■ What is being asked: Search the data for the word "name" and copy every line where it occurs.

■ Stored rows:
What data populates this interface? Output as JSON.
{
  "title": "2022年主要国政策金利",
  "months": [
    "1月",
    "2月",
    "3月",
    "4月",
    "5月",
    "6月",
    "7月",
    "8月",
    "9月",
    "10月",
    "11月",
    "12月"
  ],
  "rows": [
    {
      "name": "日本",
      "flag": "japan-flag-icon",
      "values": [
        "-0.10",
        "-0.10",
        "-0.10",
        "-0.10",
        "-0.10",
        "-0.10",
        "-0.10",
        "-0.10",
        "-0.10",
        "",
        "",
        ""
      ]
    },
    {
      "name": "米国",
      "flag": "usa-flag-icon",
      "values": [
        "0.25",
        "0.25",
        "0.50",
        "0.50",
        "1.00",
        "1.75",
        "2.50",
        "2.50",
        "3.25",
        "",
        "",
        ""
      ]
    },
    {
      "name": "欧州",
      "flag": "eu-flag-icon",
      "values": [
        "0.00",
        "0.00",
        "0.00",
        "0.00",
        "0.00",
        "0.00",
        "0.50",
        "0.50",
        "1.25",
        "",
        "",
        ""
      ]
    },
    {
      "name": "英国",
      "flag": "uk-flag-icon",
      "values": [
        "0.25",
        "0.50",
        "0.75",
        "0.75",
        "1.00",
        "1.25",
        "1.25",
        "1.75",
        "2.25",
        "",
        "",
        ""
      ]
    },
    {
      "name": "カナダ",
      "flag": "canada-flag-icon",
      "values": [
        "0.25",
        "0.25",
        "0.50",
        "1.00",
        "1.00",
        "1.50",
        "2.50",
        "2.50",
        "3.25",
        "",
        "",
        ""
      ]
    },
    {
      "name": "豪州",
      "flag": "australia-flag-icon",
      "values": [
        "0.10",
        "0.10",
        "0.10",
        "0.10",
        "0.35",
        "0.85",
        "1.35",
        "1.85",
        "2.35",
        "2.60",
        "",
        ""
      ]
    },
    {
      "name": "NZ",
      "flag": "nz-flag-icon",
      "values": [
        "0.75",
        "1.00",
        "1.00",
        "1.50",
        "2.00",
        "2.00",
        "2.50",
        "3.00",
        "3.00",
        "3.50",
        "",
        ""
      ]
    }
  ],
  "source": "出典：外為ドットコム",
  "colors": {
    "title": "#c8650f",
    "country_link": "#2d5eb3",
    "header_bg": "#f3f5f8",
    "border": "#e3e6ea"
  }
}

■ Solution for this problem:
      "name": "日本",
      "name": "米国",
      "name": "欧州",
      "name": "英国",
      "name": "カナダ",
      "name": "豪州",
      "name": "NZ",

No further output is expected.